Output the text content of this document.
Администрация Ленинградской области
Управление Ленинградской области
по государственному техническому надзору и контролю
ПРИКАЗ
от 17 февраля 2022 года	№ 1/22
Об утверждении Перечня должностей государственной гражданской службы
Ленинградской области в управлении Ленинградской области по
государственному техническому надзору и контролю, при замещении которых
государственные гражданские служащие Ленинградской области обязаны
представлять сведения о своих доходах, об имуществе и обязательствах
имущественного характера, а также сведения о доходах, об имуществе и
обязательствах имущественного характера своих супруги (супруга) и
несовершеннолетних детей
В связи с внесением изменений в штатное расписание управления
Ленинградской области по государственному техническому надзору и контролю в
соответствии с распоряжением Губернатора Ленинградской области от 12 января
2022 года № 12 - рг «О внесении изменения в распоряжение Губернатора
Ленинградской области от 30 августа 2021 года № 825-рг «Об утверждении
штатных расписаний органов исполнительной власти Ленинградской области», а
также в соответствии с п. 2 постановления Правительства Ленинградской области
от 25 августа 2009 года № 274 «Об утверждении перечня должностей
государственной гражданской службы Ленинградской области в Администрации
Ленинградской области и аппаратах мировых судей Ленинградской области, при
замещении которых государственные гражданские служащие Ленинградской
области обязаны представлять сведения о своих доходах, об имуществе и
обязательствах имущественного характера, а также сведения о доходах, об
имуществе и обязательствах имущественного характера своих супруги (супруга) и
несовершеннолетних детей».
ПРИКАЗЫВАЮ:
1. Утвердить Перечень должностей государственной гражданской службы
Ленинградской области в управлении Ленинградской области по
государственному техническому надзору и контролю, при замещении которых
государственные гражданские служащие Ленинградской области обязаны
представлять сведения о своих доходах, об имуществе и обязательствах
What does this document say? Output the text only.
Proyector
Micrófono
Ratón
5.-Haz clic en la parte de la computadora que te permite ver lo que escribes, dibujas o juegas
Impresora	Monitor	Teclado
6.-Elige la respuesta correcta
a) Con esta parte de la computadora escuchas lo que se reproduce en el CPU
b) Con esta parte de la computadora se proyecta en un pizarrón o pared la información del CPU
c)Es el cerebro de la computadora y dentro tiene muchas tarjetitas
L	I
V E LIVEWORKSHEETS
==================================================
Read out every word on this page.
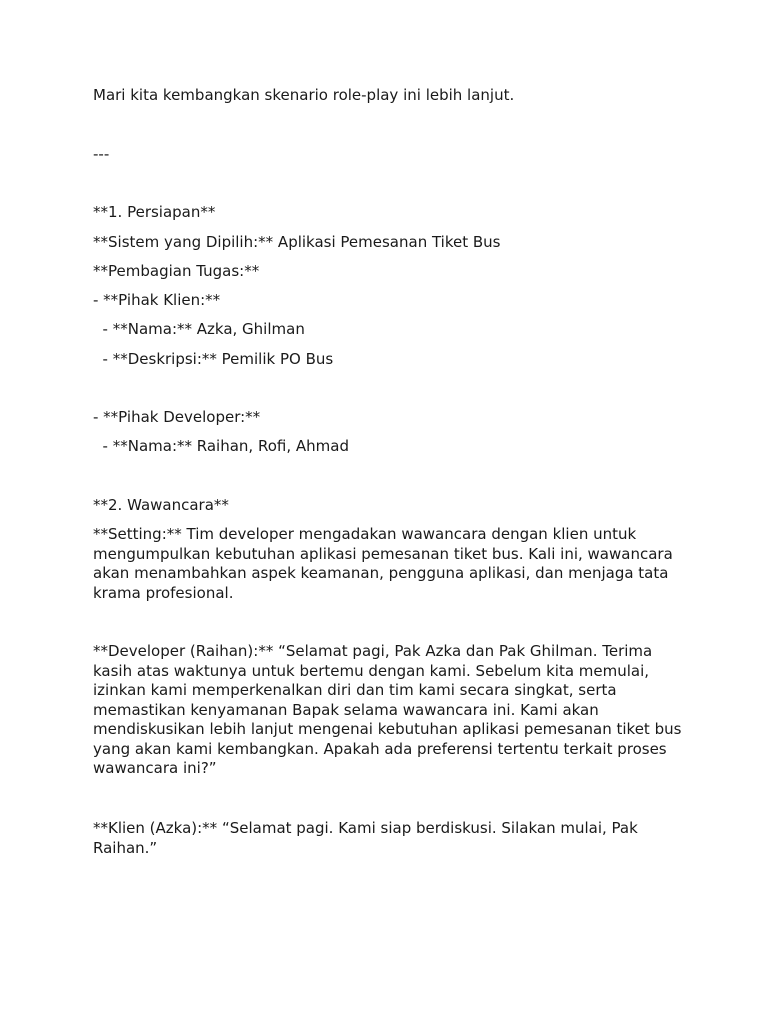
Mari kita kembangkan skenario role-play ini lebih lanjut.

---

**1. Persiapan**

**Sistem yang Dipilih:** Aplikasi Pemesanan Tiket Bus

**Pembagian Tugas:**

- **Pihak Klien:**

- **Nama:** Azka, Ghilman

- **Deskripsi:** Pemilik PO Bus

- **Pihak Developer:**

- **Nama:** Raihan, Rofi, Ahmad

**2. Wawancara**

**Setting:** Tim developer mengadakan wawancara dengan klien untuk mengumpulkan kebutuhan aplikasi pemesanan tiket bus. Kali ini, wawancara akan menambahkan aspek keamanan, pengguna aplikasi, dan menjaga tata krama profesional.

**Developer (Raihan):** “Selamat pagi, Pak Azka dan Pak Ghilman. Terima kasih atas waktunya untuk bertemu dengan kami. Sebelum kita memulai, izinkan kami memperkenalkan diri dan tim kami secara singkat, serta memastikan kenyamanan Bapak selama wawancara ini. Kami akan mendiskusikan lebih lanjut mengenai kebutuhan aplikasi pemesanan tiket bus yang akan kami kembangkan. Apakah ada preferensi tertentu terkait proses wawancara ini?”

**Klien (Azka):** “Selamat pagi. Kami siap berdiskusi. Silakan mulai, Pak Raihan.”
==================================================
> Task details: Look through the entries and find each line that has the string "untuk". Copy those lines.

> Written response:
**Setting:** Tim developer mengadakan wawancara dengan klien untuk mengumpulkan kebutuhan aplikasi pemesanan tiket bus. Kali ini, wawancara akan menambahkan aspek keamanan, pengguna aplikasi, dan menjaga tata krama profesional.
**Developer (Raihan):** “Selamat pagi, Pak Azka dan Pak Ghilman. Terima kasih atas waktunya untuk bertemu dengan kami. Sebelum kita memulai, izinkan kami memperkenalkan diri dan tim kami secara singkat, serta memastikan kenyamanan Bapak selama wawancara ini. Kami akan mendiskusikan lebih lanjut mengenai kebutuhan aplikasi pemesanan tiket bus yang akan kami kembangkan. Apakah ada preferensi tertentu terkait proses wawancara ini?”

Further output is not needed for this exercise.